● **Goal of the exercise**
Count every line where "name" shows up, and give that number only.

● **Data entries for graphics**

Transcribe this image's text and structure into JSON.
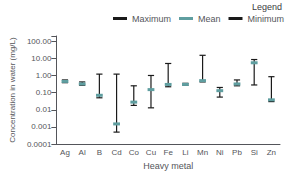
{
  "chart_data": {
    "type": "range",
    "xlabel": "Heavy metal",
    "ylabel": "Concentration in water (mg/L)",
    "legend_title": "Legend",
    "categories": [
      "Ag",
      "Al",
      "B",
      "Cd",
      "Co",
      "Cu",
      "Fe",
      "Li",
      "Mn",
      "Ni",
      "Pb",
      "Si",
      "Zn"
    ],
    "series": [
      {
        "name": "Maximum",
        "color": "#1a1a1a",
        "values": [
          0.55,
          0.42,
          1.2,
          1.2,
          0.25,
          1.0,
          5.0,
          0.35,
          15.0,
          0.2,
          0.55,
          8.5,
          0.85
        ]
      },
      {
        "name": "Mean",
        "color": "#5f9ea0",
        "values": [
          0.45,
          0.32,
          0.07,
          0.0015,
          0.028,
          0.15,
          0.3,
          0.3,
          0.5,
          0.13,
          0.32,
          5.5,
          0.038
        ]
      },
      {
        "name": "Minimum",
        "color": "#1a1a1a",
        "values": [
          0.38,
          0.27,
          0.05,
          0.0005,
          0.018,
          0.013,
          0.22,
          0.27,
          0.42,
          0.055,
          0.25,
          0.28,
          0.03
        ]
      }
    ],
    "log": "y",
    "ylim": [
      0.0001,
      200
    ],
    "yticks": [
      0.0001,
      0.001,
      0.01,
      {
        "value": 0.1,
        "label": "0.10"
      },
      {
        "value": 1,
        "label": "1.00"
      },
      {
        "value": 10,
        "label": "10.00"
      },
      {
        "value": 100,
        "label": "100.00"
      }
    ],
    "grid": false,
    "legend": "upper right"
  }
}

● **The output**
3